» **Source passage**:
# BA for sale, everything for 100$ paypal



## Angelus Censura (Oct 11, 2010)

I'm trying to re-do my fish tank, and have too many other 40k projects going on to focus on my BA. I'm selling *everything together for 100$*, which is a huge fucking deal, as I paid nearly 3 times that for them. The *price includes shipping to anywhere in the US or Canada*, when it comes to other countries, we can easily work something out after I talk with the local post office. It will *also include all my leftover BA bits* and one of those plastic seperator things that you keep them in.

Here is what I've got:

- Dante Conversion
- Sanguinary Guard (x5) three are fully painted, the other 2 are either primed or in the process
- Squad of 5 Marines, sergeant with PF, melta gun
- Squad of 5 Marines, sergeant with PF, melta gun
- Squad of 5 Marines, sergeant with PF, Flamer
- Squad of 5 Marines, sergeant with PF, Flamer
(All marines made using a mix of sanguinary bits and DC bits. About half are painted in a Angels Sanguine halved scheme and based, the other half are primed black)

» **Material provided**:
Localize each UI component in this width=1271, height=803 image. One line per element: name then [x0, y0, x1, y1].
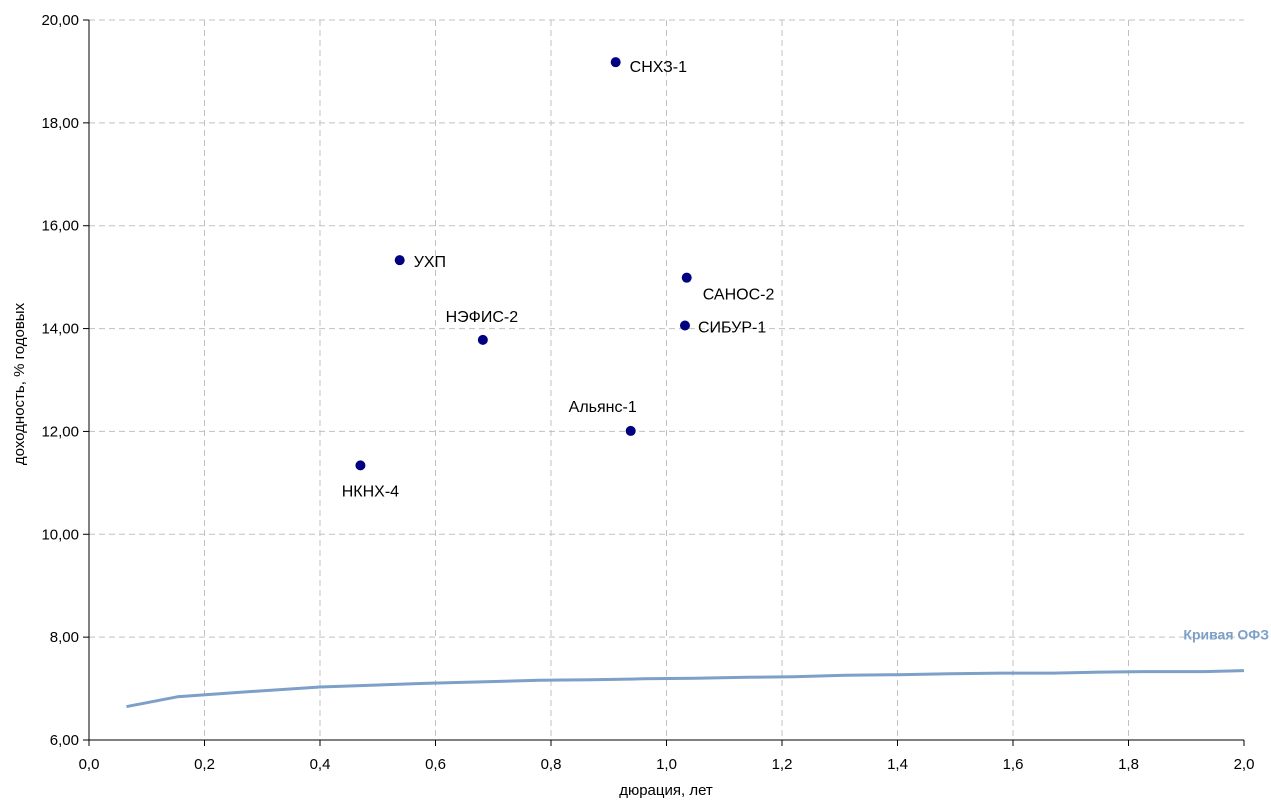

» **Your tasks**:
A) According to the BA sale post, where does the $100 price include shipping?
B) Summarize the BA sale post in two sentences.

» **Responses by task**:
A) Anywhere in the US or Canada.

B) To focus on re-doing a fish tank and other 40k projects, the poster is selling the entire BA collection for $100, including leftover BA bits and a plastic separator, with shipping to the US or Canada included and other countries to be worked out. The lot consists of a Dante conversion, five Sanguinary Guard, and four squads of five marines, each with a sergeant with PF and either a melta gun or a flamer.